EXERCISE PROMPT.
Please restate the following records word for word.

DATA SUPPLIED.

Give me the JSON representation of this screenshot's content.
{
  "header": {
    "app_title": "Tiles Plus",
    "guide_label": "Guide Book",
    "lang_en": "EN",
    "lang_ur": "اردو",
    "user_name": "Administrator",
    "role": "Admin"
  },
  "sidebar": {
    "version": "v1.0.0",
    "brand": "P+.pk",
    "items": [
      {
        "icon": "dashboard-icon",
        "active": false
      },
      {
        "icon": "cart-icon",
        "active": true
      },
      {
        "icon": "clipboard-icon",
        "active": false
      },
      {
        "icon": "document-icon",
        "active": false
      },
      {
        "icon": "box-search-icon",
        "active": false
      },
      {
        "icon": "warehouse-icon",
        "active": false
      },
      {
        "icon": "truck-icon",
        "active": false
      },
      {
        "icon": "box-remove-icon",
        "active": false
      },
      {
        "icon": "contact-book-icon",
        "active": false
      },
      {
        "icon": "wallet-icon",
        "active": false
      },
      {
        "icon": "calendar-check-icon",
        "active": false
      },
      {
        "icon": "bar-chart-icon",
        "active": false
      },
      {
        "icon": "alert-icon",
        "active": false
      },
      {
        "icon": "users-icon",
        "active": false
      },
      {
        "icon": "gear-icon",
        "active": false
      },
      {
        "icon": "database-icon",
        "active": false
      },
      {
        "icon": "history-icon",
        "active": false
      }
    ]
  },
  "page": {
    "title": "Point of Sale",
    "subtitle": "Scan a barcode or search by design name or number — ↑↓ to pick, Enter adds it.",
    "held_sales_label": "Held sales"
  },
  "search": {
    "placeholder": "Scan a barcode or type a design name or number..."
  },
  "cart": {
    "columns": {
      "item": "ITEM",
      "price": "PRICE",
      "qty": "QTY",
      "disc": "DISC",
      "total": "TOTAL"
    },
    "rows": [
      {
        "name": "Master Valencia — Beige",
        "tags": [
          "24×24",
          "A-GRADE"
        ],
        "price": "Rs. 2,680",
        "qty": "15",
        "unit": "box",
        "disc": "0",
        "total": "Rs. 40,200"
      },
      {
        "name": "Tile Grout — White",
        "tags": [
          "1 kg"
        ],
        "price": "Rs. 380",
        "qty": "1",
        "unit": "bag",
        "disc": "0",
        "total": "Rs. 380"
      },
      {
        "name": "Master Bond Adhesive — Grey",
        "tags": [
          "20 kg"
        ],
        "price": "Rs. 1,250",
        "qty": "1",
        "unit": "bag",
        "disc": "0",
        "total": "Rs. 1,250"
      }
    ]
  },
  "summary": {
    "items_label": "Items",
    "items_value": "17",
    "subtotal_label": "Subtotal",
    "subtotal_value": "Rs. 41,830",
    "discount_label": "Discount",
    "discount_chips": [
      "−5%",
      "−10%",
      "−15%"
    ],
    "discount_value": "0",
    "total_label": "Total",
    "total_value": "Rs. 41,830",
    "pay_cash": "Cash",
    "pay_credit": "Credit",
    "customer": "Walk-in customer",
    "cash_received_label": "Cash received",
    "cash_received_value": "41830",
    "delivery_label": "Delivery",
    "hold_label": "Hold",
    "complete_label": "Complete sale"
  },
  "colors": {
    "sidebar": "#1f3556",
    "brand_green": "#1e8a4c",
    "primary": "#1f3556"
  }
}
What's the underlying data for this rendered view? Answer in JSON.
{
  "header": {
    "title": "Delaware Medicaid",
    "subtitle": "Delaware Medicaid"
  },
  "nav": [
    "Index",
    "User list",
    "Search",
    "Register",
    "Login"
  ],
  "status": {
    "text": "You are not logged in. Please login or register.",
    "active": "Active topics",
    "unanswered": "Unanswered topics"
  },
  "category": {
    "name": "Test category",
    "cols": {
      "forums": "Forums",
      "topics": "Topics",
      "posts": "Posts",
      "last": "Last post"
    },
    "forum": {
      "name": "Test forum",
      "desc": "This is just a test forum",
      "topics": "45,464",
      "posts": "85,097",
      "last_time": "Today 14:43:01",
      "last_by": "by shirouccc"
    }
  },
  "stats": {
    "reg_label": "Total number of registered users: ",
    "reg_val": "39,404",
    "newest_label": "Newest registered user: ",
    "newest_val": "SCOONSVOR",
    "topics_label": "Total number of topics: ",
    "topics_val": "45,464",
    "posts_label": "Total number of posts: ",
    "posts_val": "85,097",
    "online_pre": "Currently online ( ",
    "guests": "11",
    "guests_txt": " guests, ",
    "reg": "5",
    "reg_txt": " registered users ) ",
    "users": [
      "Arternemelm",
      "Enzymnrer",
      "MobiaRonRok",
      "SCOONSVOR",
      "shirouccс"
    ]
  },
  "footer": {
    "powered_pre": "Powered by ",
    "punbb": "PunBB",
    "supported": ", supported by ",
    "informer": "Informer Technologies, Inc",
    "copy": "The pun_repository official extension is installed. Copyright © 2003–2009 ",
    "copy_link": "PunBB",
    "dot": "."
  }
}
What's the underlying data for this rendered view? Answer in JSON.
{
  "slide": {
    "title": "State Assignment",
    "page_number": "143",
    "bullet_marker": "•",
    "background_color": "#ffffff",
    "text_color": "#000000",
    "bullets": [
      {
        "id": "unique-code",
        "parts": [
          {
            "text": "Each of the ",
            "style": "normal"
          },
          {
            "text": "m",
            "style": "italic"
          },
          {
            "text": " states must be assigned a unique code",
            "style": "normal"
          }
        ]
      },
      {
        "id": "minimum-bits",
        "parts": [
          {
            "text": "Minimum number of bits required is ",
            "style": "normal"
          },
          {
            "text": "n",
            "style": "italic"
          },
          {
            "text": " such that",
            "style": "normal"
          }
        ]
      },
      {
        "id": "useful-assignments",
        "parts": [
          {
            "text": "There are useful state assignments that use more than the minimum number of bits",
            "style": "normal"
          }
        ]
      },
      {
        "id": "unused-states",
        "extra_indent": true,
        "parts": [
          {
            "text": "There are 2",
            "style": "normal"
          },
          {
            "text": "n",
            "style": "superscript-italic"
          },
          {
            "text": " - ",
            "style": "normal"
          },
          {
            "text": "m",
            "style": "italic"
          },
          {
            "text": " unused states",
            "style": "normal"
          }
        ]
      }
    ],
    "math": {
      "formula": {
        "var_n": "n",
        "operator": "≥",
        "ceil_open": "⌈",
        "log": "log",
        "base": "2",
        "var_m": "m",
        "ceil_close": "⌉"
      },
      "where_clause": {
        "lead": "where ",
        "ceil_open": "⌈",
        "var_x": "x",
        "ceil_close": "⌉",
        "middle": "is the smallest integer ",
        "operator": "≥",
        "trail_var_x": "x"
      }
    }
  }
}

FINISHED EXERCISE.
Give me the JSON representation of this screenshot's content.
{
  "header": {
    "app_title": "Tiles Plus",
    "guide_label": "Guide Book",
    "lang_en": "EN",
    "lang_ur": "اردو",
    "user_name": "Administrator",
    "role": "Admin"
  },
  "sidebar": {
    "version": "v1.0.0",
    "brand": "P+.pk",
    "items": [
      {
        "icon": "dashboard-icon",
        "active": false
      },
      {
        "icon": "cart-icon",
        "active": true
      },
      {
        "icon": "clipboard-icon",
        "active": false
      },
      {
        "icon": "document-icon",
        "active": false
      },
      {
        "icon": "box-search-icon",
        "active": false
      },
      {
        "icon": "warehouse-icon",
        "active": false
      },
      {
        "icon": "truck-icon",
        "active": false
      },
      {
        "icon": "box-remove-icon",
        "active": false
      },
      {
        "icon": "contact-book-icon",
        "active": false
      },
      {
        "icon": "wallet-icon",
        "active": false
      },
      {
        "icon": "calendar-check-icon",
        "active": false
      },
      {
        "icon": "bar-chart-icon",
        "active": false
      },
      {
        "icon": "alert-icon",
        "active": false
      },
      {
        "icon": "users-icon",
        "active": false
      },
      {
        "icon": "gear-icon",
        "active": false
      },
      {
        "icon": "database-icon",
        "active": false
      },
      {
        "icon": "history-icon",
        "active": false
      }
    ]
  },
  "page": {
    "title": "Point of Sale",
    "subtitle": "Scan a barcode or search by design name or number — ↑↓ to pick, Enter adds it.",
    "held_sales_label": "Held sales"
  },
  "search": {
    "placeholder": "Scan a barcode or type a design name or number..."
  },
  "cart": {
    "columns": {
      "item": "ITEM",
      "price": "PRICE",
      "qty": "QTY",
      "disc": "DISC",
      "total": "TOTAL"
    },
    "rows": [
      {
        "name": "Master Valencia — Beige",
        "tags": [
          "24×24",
          "A-GRADE"
        ],
        "price": "Rs. 2,680",
        "qty": "15",
        "unit": "box",
        "disc": "0",
        "total": "Rs. 40,200"
      },
      {
        "name": "Tile Grout — White",
        "tags": [
          "1 kg"
        ],
        "price": "Rs. 380",
        "qty": "1",
        "unit": "bag",
        "disc": "0",
        "total": "Rs. 380"
      },
      {
        "name": "Master Bond Adhesive — Grey",
        "tags": [
          "20 kg"
        ],
        "price": "Rs. 1,250",
        "qty": "1",
        "unit": "bag",
        "disc": "0",
        "total": "Rs. 1,250"
      }
    ]
  },
  "summary": {
    "items_label": "Items",
    "items_value": "17",
    "subtotal_label": "Subtotal",
    "subtotal_value": "Rs. 41,830",
    "discount_label": "Discount",
    "discount_chips": [
      "−5%",
      "−10%",
      "−15%"
    ],
    "discount_value": "0",
    "total_label": "Total",
    "total_value": "Rs. 41,830",
    "pay_cash": "Cash",
    "pay_credit": "Credit",
    "customer": "Walk-in customer",
    "cash_received_label": "Cash received",
    "cash_received_value": "41830",
    "delivery_label": "Delivery",
    "hold_label": "Hold",
    "complete_label": "Complete sale"
  },
  "colors": {
    "sidebar": "#1f3556",
    "brand_green": "#1e8a4c",
    "primary": "#1f3556"
  }
}
What's the underlying data for this rendered view? Answer in JSON.
{
  "header": {
    "title": "Delaware Medicaid",
    "subtitle": "Delaware Medicaid"
  },
  "nav": [
    "Index",
    "User list",
    "Search",
    "Register",
    "Login"
  ],
  "status": {
    "text": "You are not logged in. Please login or register.",
    "active": "Active topics",
    "unanswered": "Unanswered topics"
  },
  "category": {
    "name": "Test category",
    "cols": {
      "forums": "Forums",
      "topics": "Topics",
      "posts": "Posts",
      "last": "Last post"
    },
    "forum": {
      "name": "Test forum",
      "desc": "This is just a test forum",
      "topics": "45,464",
      "posts": "85,097",
      "last_time": "Today 14:43:01",
      "last_by": "by shirouccc"
    }
  },
  "stats": {
    "reg_label": "Total number of registered users: ",
    "reg_val": "39,404",
    "newest_label": "Newest registered user: ",
    "newest_val": "SCOONSVOR",
    "topics_label": "Total number of topics: ",
    "topics_val": "45,464",
    "posts_label": "Total number of posts: ",
    "posts_val": "85,097",
    "online_pre": "Currently online ( ",
    "guests": "11",
    "guests_txt": " guests, ",
    "reg": "5",
    "reg_txt": " registered users ) ",
    "users": [
      "Arternemelm",
      "Enzymnrer",
      "MobiaRonRok",
      "SCOONSVOR",
      "shirouccс"
    ]
  },
  "footer": {
    "powered_pre": "Powered by ",
    "punbb": "PunBB",
    "supported": ", supported by ",
    "informer": "Informer Technologies, Inc",
    "copy": "The pun_repository official extension is installed. Copyright © 2003–2009 ",
    "copy_link": "PunBB",
    "dot": "."
  }
}
What's the underlying data for this rendered view? Answer in JSON.
{
  "slide": {
    "title": "State Assignment",
    "page_number": "143",
    "bullet_marker": "•",
    "background_color": "#ffffff",
    "text_color": "#000000",
    "bullets": [
      {
        "id": "unique-code",
        "parts": [
          {
            "text": "Each of the ",
            "style": "normal"
          },
          {
            "text": "m",
            "style": "italic"
          },
          {
            "text": " states must be assigned a unique code",
            "style": "normal"
          }
        ]
      },
      {
        "id": "minimum-bits",
        "parts": [
          {
            "text": "Minimum number of bits required is ",
            "style": "normal"
          },
          {
            "text": "n",
            "style": "italic"
          },
          {
            "text": " such that",
            "style": "normal"
          }
        ]
      },
      {
        "id": "useful-assignments",
        "parts": [
          {
            "text": "There are useful state assignments that use more than the minimum number of bits",
            "style": "normal"
          }
        ]
      },
      {
        "id": "unused-states",
        "extra_indent": true,
        "parts": [
          {
            "text": "There are 2",
            "style": "normal"
          },
          {
            "text": "n",
            "style": "superscript-italic"
          },
          {
            "text": " - ",
            "style": "normal"
          },
          {
            "text": "m",
            "style": "italic"
          },
          {
            "text": " unused states",
            "style": "normal"
          }
        ]
      }
    ],
    "math": {
      "formula": {
        "var_n": "n",
        "operator": "≥",
        "ceil_open": "⌈",
        "log": "log",
        "base": "2",
        "var_m": "m",
        "ceil_close": "⌉"
      },
      "where_clause": {
        "lead": "where ",
        "ceil_open": "⌈",
        "var_x": "x",
        "ceil_close": "⌉",
        "middle": "is the smallest integer ",
        "operator": "≥",
        "trail_var_x": "x"
      }
    }
  }
}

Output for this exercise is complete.